■ Extract provided
⁂

Domestic Diversions

Spending some quality time

Time poses the question, “Does Kindergarten Need Cops?” The articles describes a growing problem of outrageous behavior by very young children, partly attributed to a lack of lap time.

Claudia Wallis writes (excerpt):
“Kids aren’t getting enough lap time,” says Karen Bentley, a seasoned elementary school administrator in Miami, who sees increased aggression in young students.

In addition, many educators worry about rising academic pressure in kindergarten and first grade in anticipation of the yearly tests demanded by the No Child Left Behind Act. . . . . “It’s a mistake to focus exclusively on academic readiness,” says Stephen Hinshaw, chair-elect of the psychology department at University of California, Berkeley. “Even more vital than early reading,”he says, “s the learning of play skills, which form the foundation of cognitive skills.”Hinshaw points out that in Europe, kids often aren’ taught to read until age 7. Insisting that they read at 5, he says, “puts undue pressure on a child.”

Hinshaw and other experts on child behavior also point out that aggressive behavior in children has been irrefutably linked to exposure to violence on TV and in movies, video games and other media. “Dozens of studies have shown this link. Probably hundreds,” says psychologist Jerome Singer, co-director of the Yale University Family Television Research and Consultation Center. “The size of the effect is almost as strong as the relationship between smoking and cancer.”

There is little doubt that very young children are watching loads of TV before they even reach kindergarten. In October the Henry J. Kaiser Family Foundation released the results of a survey of 1,065 parents with children ages 6 months to 6 years. The stunning finding is that 43% of the kids age 2 and younger watched TV on a typical day and that 26% had a TV in their room. The median amount of time spent watching: two hours a day.

⁂

■ Extracted records
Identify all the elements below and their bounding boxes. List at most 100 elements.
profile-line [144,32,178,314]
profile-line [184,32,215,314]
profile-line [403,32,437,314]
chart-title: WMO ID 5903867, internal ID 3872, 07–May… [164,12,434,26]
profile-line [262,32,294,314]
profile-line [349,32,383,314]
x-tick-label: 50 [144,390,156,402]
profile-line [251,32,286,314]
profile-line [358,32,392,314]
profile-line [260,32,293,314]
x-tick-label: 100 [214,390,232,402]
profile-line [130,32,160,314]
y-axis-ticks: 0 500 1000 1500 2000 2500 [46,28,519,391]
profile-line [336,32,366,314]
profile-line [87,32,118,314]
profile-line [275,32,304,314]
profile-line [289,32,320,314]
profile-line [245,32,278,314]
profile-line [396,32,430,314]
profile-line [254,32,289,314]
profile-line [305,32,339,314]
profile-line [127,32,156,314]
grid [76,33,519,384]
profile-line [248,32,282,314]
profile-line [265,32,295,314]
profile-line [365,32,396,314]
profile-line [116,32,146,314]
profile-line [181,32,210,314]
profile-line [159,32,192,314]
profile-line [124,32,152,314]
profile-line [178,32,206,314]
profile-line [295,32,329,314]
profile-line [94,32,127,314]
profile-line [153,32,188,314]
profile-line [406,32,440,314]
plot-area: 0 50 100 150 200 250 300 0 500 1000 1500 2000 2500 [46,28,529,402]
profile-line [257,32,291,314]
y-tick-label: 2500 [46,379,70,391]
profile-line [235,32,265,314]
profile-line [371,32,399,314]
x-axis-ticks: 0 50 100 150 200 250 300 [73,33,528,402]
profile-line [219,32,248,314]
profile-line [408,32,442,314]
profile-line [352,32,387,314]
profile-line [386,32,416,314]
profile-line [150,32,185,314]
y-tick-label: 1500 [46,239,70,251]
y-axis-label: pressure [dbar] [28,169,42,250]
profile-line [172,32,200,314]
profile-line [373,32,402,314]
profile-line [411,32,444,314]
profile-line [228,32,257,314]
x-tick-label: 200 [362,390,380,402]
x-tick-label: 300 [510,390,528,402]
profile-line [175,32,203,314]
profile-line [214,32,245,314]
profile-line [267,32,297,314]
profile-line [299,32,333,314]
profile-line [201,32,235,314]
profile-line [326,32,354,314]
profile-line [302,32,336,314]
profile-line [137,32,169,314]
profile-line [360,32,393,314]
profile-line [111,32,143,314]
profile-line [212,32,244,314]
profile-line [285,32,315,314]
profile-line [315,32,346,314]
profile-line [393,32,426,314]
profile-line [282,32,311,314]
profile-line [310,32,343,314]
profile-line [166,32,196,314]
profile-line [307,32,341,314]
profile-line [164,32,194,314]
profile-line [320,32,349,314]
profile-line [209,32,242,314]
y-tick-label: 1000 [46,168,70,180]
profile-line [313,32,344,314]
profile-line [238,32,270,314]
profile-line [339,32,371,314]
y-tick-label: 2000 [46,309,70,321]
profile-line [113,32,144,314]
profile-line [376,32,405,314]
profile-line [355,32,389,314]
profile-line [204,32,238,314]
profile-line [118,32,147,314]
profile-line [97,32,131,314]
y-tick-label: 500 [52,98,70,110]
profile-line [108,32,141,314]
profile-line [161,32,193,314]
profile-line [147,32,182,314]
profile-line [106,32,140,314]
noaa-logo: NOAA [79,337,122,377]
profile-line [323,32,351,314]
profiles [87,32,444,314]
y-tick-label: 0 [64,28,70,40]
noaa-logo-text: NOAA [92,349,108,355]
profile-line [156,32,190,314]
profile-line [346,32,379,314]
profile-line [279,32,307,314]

⁂

■ What is needed
According to the kindergarten article, why is academic pressure rising in kindergarten and first grade? Answer in one to three sentences.

■ Result of this task
Many educators see the pressure rising because schools are preparing for the yearly tests that the No Child Left Behind Act requires.